**Problem description**
Wherever a line holds the word "probability", copy that line out.

**Task material**

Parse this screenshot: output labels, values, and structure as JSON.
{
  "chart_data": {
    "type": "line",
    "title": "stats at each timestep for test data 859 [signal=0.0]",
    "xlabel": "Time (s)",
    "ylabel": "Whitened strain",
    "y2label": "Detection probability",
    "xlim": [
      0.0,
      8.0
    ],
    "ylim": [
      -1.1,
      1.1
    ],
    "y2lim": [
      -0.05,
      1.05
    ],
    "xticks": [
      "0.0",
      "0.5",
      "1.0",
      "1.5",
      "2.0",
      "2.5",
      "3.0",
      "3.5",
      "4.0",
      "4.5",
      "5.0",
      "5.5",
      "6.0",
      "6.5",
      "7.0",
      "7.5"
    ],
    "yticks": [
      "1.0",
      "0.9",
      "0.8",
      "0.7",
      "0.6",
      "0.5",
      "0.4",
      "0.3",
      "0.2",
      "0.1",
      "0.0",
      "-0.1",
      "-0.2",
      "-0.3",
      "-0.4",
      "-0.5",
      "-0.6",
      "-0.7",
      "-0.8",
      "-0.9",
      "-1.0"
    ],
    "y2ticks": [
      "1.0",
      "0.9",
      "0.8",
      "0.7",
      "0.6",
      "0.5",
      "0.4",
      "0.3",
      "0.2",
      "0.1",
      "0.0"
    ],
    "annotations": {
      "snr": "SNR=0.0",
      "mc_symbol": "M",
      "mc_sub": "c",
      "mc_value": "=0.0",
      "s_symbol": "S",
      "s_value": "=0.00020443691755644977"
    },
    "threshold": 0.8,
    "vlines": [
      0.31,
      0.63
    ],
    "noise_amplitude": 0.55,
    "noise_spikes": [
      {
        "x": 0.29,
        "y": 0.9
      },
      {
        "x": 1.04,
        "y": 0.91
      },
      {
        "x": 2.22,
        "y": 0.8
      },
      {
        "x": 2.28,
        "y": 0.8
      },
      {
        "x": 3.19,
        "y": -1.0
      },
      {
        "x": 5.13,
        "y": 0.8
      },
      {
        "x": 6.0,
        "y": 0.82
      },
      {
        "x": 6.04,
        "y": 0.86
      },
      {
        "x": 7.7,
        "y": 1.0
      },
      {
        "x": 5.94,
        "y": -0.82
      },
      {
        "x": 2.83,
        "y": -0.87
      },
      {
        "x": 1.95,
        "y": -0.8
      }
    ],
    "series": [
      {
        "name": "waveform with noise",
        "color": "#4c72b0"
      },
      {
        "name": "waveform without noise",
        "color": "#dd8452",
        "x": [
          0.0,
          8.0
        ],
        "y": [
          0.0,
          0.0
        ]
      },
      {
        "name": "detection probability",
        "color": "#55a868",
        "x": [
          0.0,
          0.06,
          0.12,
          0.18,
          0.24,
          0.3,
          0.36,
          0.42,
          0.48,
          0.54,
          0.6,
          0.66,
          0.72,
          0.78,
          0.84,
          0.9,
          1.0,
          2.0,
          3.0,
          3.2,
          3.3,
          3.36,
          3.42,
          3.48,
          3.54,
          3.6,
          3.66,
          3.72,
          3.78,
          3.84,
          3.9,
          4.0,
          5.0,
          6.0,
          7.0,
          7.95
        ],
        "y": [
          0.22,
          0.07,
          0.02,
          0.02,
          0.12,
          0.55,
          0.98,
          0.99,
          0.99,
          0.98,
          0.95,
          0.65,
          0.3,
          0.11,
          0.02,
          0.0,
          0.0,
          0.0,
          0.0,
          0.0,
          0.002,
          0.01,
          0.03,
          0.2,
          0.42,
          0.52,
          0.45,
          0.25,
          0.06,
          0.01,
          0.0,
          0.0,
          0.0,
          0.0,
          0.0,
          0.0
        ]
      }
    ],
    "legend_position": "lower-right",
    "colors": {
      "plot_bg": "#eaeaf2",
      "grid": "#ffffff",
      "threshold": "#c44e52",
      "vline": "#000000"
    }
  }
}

**The completed task**
    "y2label": "Detection probability",
        "name": "detection probability",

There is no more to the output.